Reproduce each line exactly.

====== RECORDS SHOWN

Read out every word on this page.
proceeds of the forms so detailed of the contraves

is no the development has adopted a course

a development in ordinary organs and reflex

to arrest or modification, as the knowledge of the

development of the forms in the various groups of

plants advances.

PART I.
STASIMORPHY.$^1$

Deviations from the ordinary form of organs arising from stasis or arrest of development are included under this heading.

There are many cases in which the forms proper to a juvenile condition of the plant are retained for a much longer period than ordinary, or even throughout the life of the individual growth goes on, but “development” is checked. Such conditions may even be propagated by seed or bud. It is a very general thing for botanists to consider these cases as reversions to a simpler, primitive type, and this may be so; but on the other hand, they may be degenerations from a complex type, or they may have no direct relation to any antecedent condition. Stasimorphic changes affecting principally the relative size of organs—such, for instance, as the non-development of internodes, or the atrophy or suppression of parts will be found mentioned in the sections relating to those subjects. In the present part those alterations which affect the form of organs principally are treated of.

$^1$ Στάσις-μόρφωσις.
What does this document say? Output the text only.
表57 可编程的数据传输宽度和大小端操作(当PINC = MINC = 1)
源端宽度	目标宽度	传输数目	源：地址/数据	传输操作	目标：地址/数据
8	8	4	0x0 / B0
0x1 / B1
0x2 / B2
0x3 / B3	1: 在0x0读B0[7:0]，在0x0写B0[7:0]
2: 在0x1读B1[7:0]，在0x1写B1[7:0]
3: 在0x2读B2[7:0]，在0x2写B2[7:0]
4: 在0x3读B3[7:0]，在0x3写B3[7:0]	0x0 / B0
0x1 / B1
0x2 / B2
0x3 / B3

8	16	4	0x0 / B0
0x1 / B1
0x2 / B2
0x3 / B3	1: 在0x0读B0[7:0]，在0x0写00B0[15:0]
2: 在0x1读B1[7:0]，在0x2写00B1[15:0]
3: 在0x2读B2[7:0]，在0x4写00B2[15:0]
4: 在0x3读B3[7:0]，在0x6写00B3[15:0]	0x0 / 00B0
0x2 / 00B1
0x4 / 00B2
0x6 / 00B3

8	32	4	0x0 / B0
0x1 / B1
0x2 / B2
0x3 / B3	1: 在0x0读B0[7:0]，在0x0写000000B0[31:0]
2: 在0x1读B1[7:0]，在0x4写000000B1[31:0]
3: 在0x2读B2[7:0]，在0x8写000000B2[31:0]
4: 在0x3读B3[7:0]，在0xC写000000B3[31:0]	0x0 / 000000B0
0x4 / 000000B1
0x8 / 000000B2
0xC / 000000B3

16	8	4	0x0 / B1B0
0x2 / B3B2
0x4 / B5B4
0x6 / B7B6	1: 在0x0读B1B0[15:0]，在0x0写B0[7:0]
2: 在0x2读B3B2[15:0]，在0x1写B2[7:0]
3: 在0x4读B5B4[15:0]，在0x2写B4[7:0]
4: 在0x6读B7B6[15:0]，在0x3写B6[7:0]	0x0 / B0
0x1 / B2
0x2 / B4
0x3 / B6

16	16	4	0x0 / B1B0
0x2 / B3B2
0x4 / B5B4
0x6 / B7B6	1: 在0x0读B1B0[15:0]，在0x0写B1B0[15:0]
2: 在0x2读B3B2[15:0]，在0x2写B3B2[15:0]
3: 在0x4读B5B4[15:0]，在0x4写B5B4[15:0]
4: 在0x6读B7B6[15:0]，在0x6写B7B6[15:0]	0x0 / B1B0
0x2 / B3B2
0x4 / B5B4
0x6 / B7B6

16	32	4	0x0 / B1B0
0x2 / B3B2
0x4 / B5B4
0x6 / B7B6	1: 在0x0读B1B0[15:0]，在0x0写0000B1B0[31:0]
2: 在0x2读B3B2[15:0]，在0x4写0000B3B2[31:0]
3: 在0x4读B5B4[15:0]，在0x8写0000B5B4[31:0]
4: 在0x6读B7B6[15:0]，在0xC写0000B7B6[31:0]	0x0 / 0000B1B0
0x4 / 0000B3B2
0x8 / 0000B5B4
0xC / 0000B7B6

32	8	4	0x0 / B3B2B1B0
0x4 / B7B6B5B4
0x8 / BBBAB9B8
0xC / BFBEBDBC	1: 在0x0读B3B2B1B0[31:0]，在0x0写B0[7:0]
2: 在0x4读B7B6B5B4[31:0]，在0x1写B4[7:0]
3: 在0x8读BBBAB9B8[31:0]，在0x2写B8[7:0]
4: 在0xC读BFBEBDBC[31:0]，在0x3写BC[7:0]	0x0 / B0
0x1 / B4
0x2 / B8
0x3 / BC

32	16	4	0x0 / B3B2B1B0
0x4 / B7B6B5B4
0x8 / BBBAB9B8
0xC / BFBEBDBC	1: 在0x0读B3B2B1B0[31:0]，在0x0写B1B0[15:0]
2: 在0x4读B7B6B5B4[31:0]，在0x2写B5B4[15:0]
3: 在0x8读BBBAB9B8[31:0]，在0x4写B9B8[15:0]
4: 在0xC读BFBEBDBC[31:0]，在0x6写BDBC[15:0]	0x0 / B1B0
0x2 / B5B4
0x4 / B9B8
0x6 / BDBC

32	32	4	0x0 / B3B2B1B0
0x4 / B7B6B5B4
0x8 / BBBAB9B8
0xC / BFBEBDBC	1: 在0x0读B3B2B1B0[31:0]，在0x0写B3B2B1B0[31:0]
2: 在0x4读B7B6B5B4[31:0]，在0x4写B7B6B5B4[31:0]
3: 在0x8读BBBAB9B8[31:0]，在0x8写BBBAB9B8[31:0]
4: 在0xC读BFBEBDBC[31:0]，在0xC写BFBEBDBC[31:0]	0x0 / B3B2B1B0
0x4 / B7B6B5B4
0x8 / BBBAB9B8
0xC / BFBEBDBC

============

• COMPLETE OUTPUT:
Read out every word on this page.
proceeds of the forms so detailed of the contraves

is no the development has adopted a course

a development in ordinary organs and reflex

to arrest or modification, as the knowledge of the

development of the forms in the various groups of

plants advances.

PART I.
STASIMORPHY.$^1$

Deviations from the ordinary form of organs arising from stasis or arrest of development are included under this heading.

There are many cases in which the forms proper to a juvenile condition of the plant are retained for a much longer period than ordinary, or even throughout the life of the individual growth goes on, but “development” is checked. Such conditions may even be propagated by seed or bud. It is a very general thing for botanists to consider these cases as reversions to a simpler, primitive type, and this may be so; but on the other hand, they may be degenerations from a complex type, or they may have no direct relation to any antecedent condition. Stasimorphic changes affecting principally the relative size of organs—such, for instance, as the non-development of internodes, or the atrophy or suppression of parts will be found mentioned in the sections relating to those subjects. In the present part those alterations which affect the form of organs principally are treated of.

$^1$ Στάσις-μόρφωσις.
What does this document say? Output the text only.
表57 可编程的数据传输宽度和大小端操作(当PINC = MINC = 1)
源端宽度	目标宽度	传输数目	源：地址/数据	传输操作	目标：地址/数据
8	8	4	0x0 / B0
0x1 / B1
0x2 / B2
0x3 / B3	1: 在0x0读B0[7:0]，在0x0写B0[7:0]
2: 在0x1读B1[7:0]，在0x1写B1[7:0]
3: 在0x2读B2[7:0]，在0x2写B2[7:0]
4: 在0x3读B3[7:0]，在0x3写B3[7:0]	0x0 / B0
0x1 / B1
0x2 / B2
0x3 / B3

8	16	4	0x0 / B0
0x1 / B1
0x2 / B2
0x3 / B3	1: 在0x0读B0[7:0]，在0x0写00B0[15:0]
2: 在0x1读B1[7:0]，在0x2写00B1[15:0]
3: 在0x2读B2[7:0]，在0x4写00B2[15:0]
4: 在0x3读B3[7:0]，在0x6写00B3[15:0]	0x0 / 00B0
0x2 / 00B1
0x4 / 00B2
0x6 / 00B3

8	32	4	0x0 / B0
0x1 / B1
0x2 / B2
0x3 / B3	1: 在0x0读B0[7:0]，在0x0写000000B0[31:0]
2: 在0x1读B1[7:0]，在0x4写000000B1[31:0]
3: 在0x2读B2[7:0]，在0x8写000000B2[31:0]
4: 在0x3读B3[7:0]，在0xC写000000B3[31:0]	0x0 / 000000B0
0x4 / 000000B1
0x8 / 000000B2
0xC / 000000B3

16	8	4	0x0 / B1B0
0x2 / B3B2
0x4 / B5B4
0x6 / B7B6	1: 在0x0读B1B0[15:0]，在0x0写B0[7:0]
2: 在0x2读B3B2[15:0]，在0x1写B2[7:0]
3: 在0x4读B5B4[15:0]，在0x2写B4[7:0]
4: 在0x6读B7B6[15:0]，在0x3写B6[7:0]	0x0 / B0
0x1 / B2
0x2 / B4
0x3 / B6

16	16	4	0x0 / B1B0
0x2 / B3B2
0x4 / B5B4
0x6 / B7B6	1: 在0x0读B1B0[15:0]，在0x0写B1B0[15:0]
2: 在0x2读B3B2[15:0]，在0x2写B3B2[15:0]
3: 在0x4读B5B4[15:0]，在0x4写B5B4[15:0]
4: 在0x6读B7B6[15:0]，在0x6写B7B6[15:0]	0x0 / B1B0
0x2 / B3B2
0x4 / B5B4
0x6 / B7B6

16	32	4	0x0 / B1B0
0x2 / B3B2
0x4 / B5B4
0x6 / B7B6	1: 在0x0读B1B0[15:0]，在0x0写0000B1B0[31:0]
2: 在0x2读B3B2[15:0]，在0x4写0000B3B2[31:0]
3: 在0x4读B5B4[15:0]，在0x8写0000B5B4[31:0]
4: 在0x6读B7B6[15:0]，在0xC写0000B7B6[31:0]	0x0 / 0000B1B0
0x4 / 0000B3B2
0x8 / 0000B5B4
0xC / 0000B7B6

32	8	4	0x0 / B3B2B1B0
0x4 / B7B6B5B4
0x8 / BBBAB9B8
0xC / BFBEBDBC	1: 在0x0读B3B2B1B0[31:0]，在0x0写B0[7:0]
2: 在0x4读B7B6B5B4[31:0]，在0x1写B4[7:0]
3: 在0x8读BBBAB9B8[31:0]，在0x2写B8[7:0]
4: 在0xC读BFBEBDBC[31:0]，在0x3写BC[7:0]	0x0 / B0
0x1 / B4
0x2 / B8
0x3 / BC

32	16	4	0x0 / B3B2B1B0
0x4 / B7B6B5B4
0x8 / BBBAB9B8
0xC / BFBEBDBC	1: 在0x0读B3B2B1B0[31:0]，在0x0写B1B0[15:0]
2: 在0x4读B7B6B5B4[31:0]，在0x2写B5B4[15:0]
3: 在0x8读BBBAB9B8[31:0]，在0x4写B9B8[15:0]
4: 在0xC读BFBEBDBC[31:0]，在0x6写BDBC[15:0]	0x0 / B1B0
0x2 / B5B4
0x4 / B9B8
0x6 / BDBC

32	32	4	0x0 / B3B2B1B0
0x4 / B7B6B5B4
0x8 / BBBAB9B8
0xC / BFBEBDBC	1: 在0x0读B3B2B1B0[31:0]，在0x0写B3B2B1B0[31:0]
2: 在0x4读B7B6B5B4[31:0]，在0x4写B7B6B5B4[31:0]
3: 在0x8读BBBAB9B8[31:0]，在0x8写BBBAB9B8[31:0]
4: 在0xC读BFBEBDBC[31:0]，在0xC写BFBEBDBC[31:0]	0x0 / B3B2B1B0
0x4 / B7B6B5B4
0x8 / BBBAB9B8
0xC / BFBEBDBC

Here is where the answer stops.